In the mailing list reply below, list every column name that the rabbitmqctl list_queues command is told to show.
-- Start of TEXT SEGMENT --
Re: [ironic] [oslo] ironic overloading notifications for internal messaging

4 Feb 2019


      Cool thanks for the summary. You seem to have this under control so I might
bravely run away. I definitely think these are issues that deserve a
backport when the time comes.

Michael

On Tue, Feb 5, 2019 at 1:52 PM Harald Jensås <hjensas@redhat.com> wrote:
...
On Tue, 2019-02-05 at 09:54 +1100, Michael Still wrote:
...
Hi,
I’ve been chasing a bug in ironic’s neutron agent for the last few
days and I think its time to ask for some advice.
I'm working on the same issue. (In fact there are two issues.)
...
Specifically, I was asked to debug why a set of controllers was using
so much RAM, and the answer was that rabbitmq had a queue called
ironic-neutron-agent-heartbeat.info with 800,000 messages enqueued.
This notification queue is used by ironic’s neutron agent to
calculate the hash ring. I have been able to duplicate this issue in
a stock kolla-ansible install with ironic turned on but no bare metal
nodes enrolled in ironic. About 0.6 messages are queued per second.
I added some debugging code (hence the thread yesterday about
mangling the code kolla deploys), and I can see that the messages in
the queue are being read by the ironic neutron agent and acked
correctly. However, they are not removed from the queue.
You can see your queue size while using kolla with this command:
docker exec rabbitmq rabbitmqctl list_queues messages name
messages_ready consumers  | sort -n | tail -1
My stock install that’s been running for about 12 hours currently has
8,244 messages in that queue.
-- End of TEXT SEGMENT --
-- Start of RECORDS PROVIDED --
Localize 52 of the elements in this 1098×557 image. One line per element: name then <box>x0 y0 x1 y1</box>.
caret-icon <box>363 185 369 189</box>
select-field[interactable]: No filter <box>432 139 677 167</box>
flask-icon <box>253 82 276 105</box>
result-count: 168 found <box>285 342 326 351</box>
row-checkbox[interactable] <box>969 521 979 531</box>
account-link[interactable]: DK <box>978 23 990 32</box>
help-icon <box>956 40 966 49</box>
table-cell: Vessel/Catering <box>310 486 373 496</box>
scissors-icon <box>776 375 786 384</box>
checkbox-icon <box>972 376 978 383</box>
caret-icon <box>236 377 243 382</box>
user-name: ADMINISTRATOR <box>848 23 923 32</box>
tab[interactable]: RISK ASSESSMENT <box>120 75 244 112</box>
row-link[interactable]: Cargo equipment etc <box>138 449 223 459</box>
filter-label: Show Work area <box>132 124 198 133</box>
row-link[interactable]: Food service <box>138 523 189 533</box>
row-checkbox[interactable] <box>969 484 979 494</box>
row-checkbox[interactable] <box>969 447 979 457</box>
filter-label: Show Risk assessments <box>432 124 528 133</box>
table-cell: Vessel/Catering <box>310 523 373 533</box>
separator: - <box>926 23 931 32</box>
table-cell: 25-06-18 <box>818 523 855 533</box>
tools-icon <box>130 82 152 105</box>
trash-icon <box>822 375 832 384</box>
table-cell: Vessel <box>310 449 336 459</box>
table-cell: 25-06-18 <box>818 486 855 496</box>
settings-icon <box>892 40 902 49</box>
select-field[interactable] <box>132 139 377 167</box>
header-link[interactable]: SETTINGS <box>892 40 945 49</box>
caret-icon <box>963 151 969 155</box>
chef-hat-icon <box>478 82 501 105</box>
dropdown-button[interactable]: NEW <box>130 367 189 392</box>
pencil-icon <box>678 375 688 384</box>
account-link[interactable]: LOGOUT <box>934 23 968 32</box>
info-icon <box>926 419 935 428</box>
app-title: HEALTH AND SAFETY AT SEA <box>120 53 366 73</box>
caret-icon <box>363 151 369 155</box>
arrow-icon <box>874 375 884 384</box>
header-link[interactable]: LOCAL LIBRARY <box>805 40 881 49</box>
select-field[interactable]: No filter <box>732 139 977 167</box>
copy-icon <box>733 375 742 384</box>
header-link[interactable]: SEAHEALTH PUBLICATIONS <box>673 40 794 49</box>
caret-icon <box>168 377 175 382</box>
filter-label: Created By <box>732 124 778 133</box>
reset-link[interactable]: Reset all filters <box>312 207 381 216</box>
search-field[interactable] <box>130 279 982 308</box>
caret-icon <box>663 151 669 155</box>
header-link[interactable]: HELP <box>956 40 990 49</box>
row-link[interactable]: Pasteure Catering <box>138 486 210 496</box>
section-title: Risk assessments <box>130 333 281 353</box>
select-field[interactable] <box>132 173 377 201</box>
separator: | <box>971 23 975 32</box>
-- End of RECORDS PROVIDED --
TASK SOLUTION —
messages
name
messages_ready
consumers